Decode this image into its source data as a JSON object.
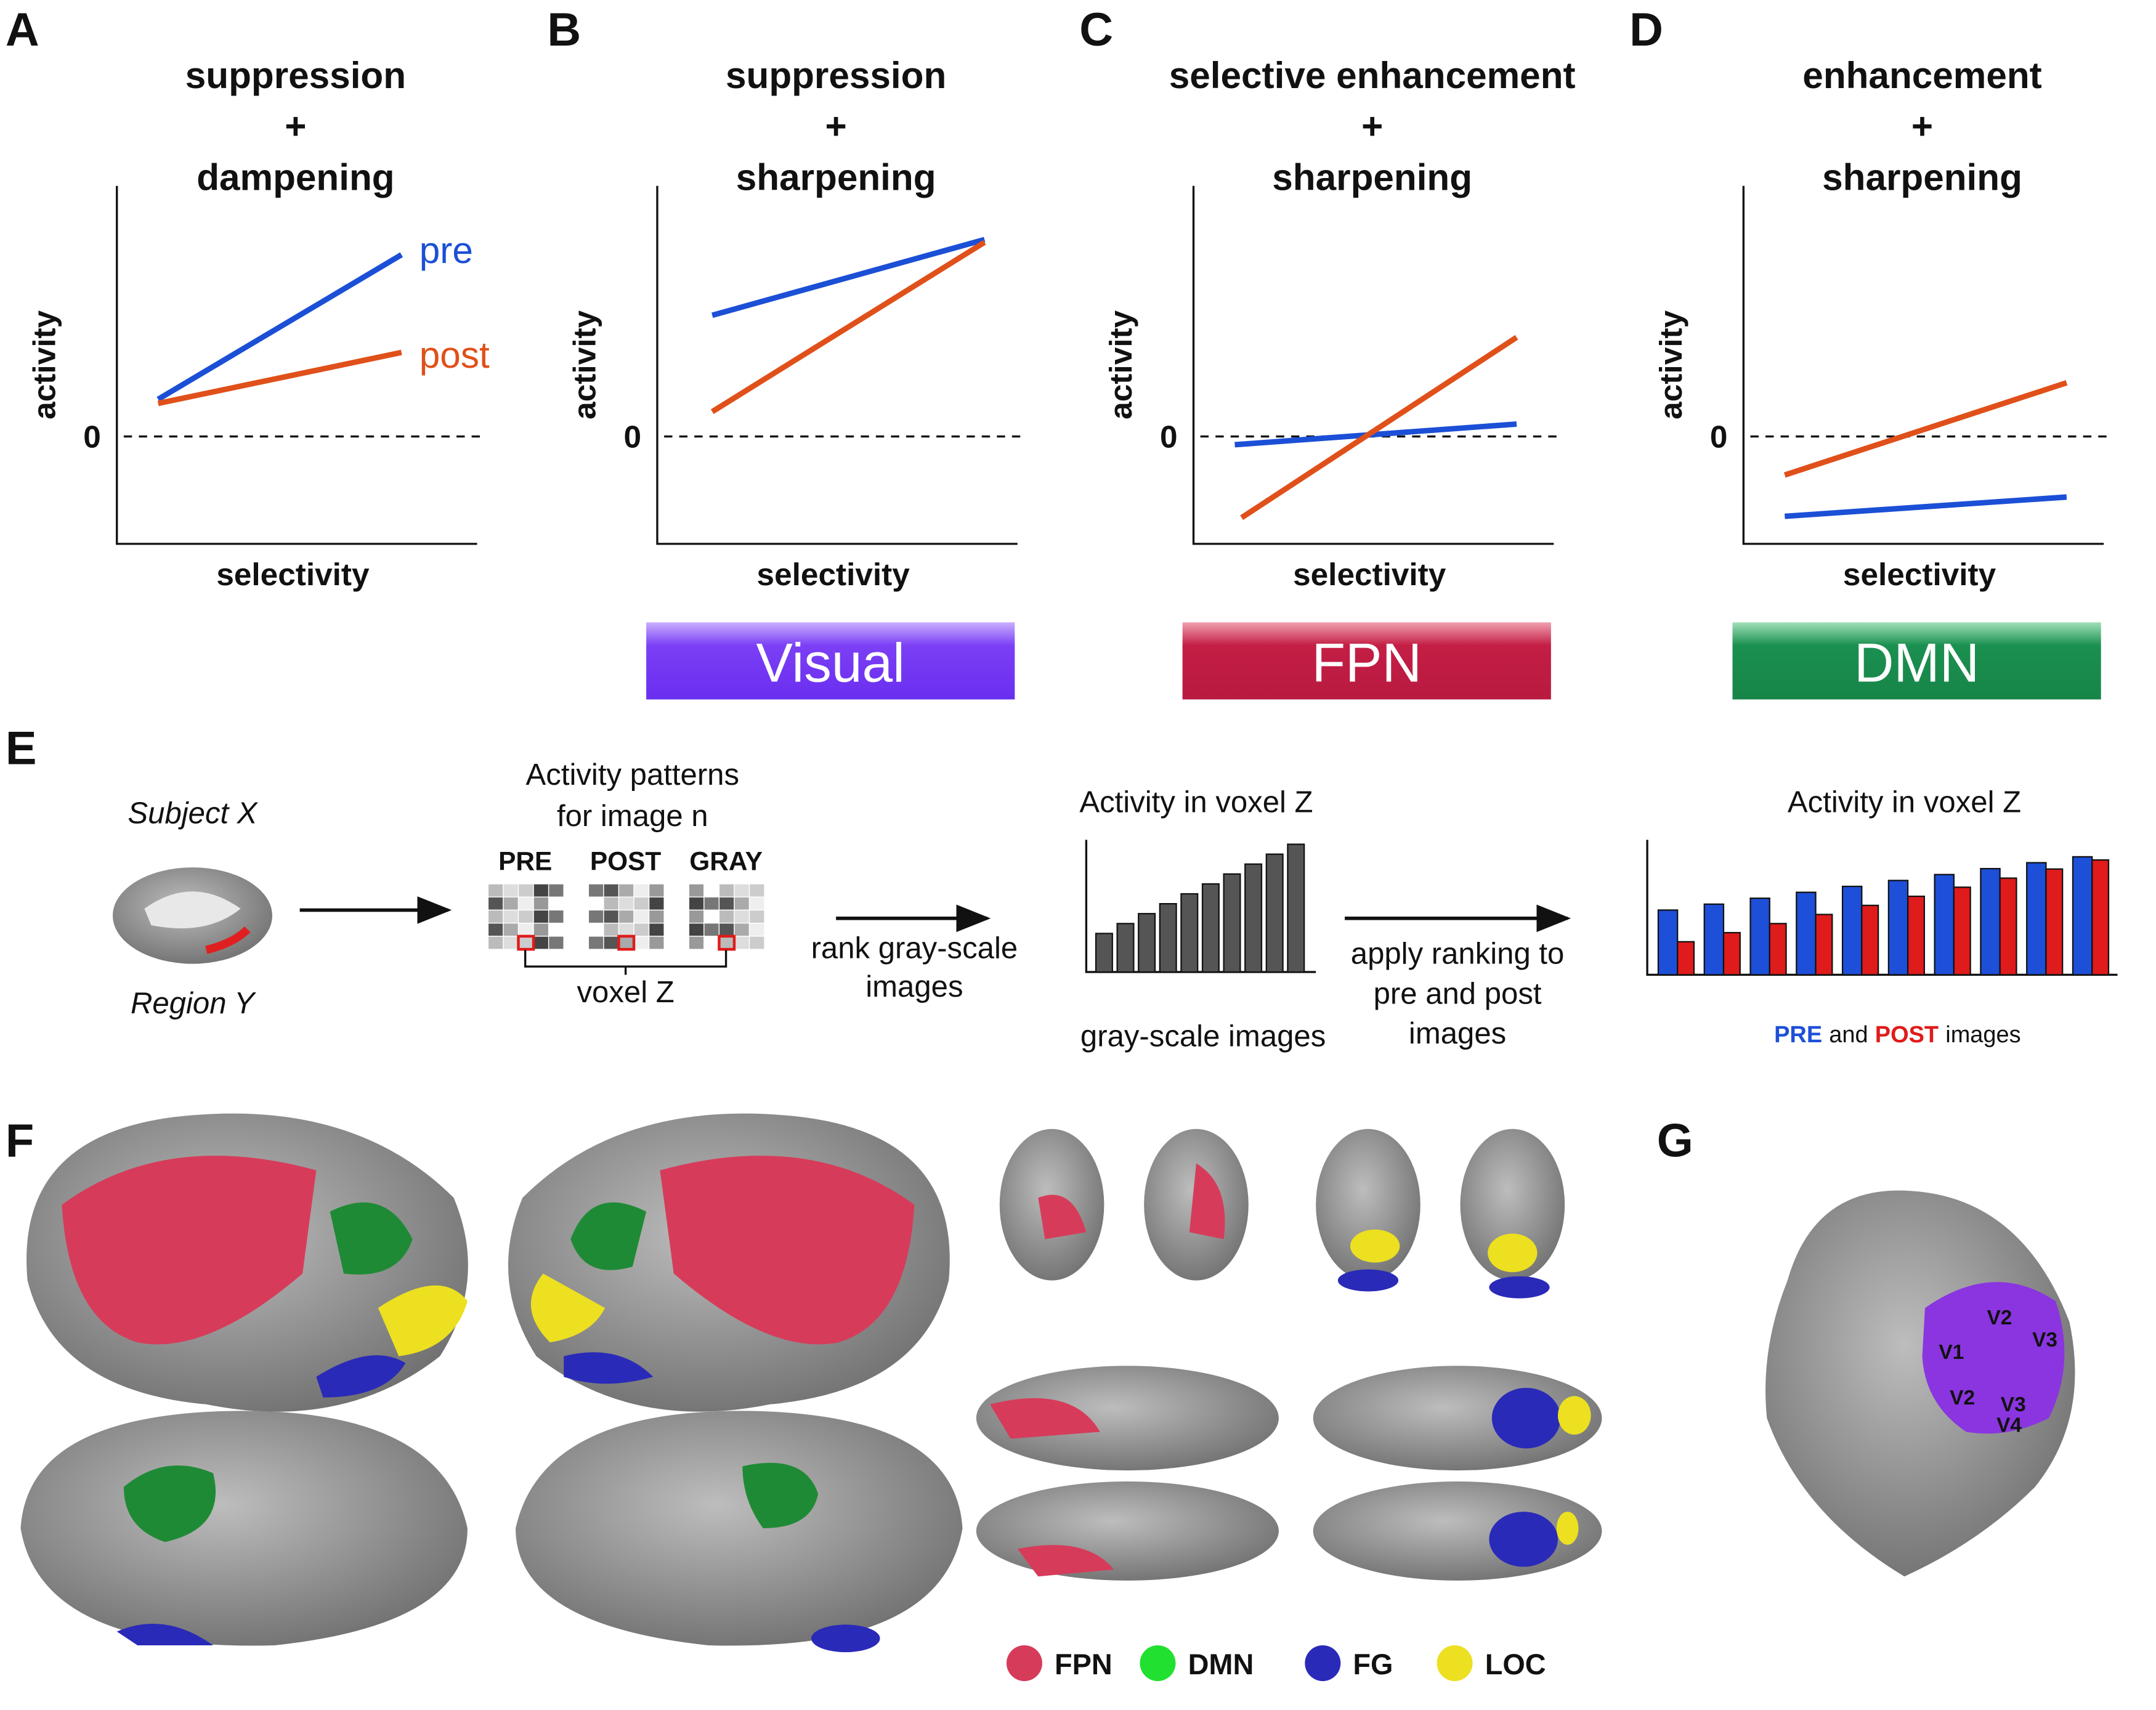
{
  "panels": [
    {
      "letter": "A",
      "title": [
        "suppression",
        "+",
        "dampening"
      ],
      "y_label": "activity",
      "zero": "0",
      "x_label": "selectivity",
      "legend": [
        "pre",
        "post"
      ]
    },
    {
      "letter": "B",
      "title": [
        "suppression",
        "+",
        "sharpening"
      ],
      "y_label": "activity",
      "zero": "0",
      "x_label": "selectivity",
      "network": "Visual"
    },
    {
      "letter": "C",
      "title": [
        "selective enhancement",
        "+",
        "sharpening"
      ],
      "y_label": "activity",
      "zero": "0",
      "x_label": "selectivity",
      "network": "FPN"
    },
    {
      "letter": "D",
      "title": [
        "enhancement",
        "+",
        "sharpening"
      ],
      "y_label": "activity",
      "zero": "0",
      "x_label": "selectivity",
      "network": "DMN"
    }
  ],
  "E": {
    "letter": "E",
    "subject": "Subject X",
    "region": "Region Y",
    "patterns_title": [
      "Activity patterns",
      "for image n"
    ],
    "conditions": [
      "PRE",
      "POST",
      "GRAY"
    ],
    "voxel": "voxel Z",
    "step1": [
      "rank gray-scale",
      "images"
    ],
    "chart1_title": "Activity in voxel Z",
    "chart1_x": "gray-scale images",
    "step2": [
      "apply ranking to",
      "pre and post",
      "images"
    ],
    "chart2_title": "Activity in voxel Z",
    "chart2_x": [
      "PRE",
      "and",
      "POST",
      "images"
    ]
  },
  "F": {
    "letter": "F",
    "legend": [
      "FPN",
      "DMN",
      "FG",
      "LOC"
    ]
  },
  "G": {
    "letter": "G",
    "areas": [
      "V2",
      "V1",
      "V3",
      "V2",
      "V3",
      "V4"
    ]
  }
}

_ _ _ _

What is asked
Strip out the pictures and quote the remaining data word for word.

Written response
Decode this image into its source data as a JSON object.
{
  "panels": [
    {
      "letter": "A",
      "title": [
        "suppression",
        "+",
        "dampening"
      ],
      "y_label": "activity",
      "zero": "0",
      "x_label": "selectivity",
      "legend": [
        "pre",
        "post"
      ]
    },
    {
      "letter": "B",
      "title": [
        "suppression",
        "+",
        "sharpening"
      ],
      "y_label": "activity",
      "zero": "0",
      "x_label": "selectivity",
      "network": "Visual"
    },
    {
      "letter": "C",
      "title": [
        "selective enhancement",
        "+",
        "sharpening"
      ],
      "y_label": "activity",
      "zero": "0",
      "x_label": "selectivity",
      "network": "FPN"
    },
    {
      "letter": "D",
      "title": [
        "enhancement",
        "+",
        "sharpening"
      ],
      "y_label": "activity",
      "zero": "0",
      "x_label": "selectivity",
      "network": "DMN"
    }
  ],
  "E": {
    "letter": "E",
    "subject": "Subject X",
    "region": "Region Y",
    "patterns_title": [
      "Activity patterns",
      "for image n"
    ],
    "conditions": [
      "PRE",
      "POST",
      "GRAY"
    ],
    "voxel": "voxel Z",
    "step1": [
      "rank gray-scale",
      "images"
    ],
    "chart1_title": "Activity in voxel Z",
    "chart1_x": "gray-scale images",
    "step2": [
      "apply ranking to",
      "pre and post",
      "images"
    ],
    "chart2_title": "Activity in voxel Z",
    "chart2_x": [
      "PRE",
      "and",
      "POST",
      "images"
    ]
  },
  "F": {
    "letter": "F",
    "legend": [
      "FPN",
      "DMN",
      "FG",
      "LOC"
    ]
  },
  "G": {
    "letter": "G",
    "areas": [
      "V2",
      "V1",
      "V3",
      "V2",
      "V3",
      "V4"
    ]
  }
}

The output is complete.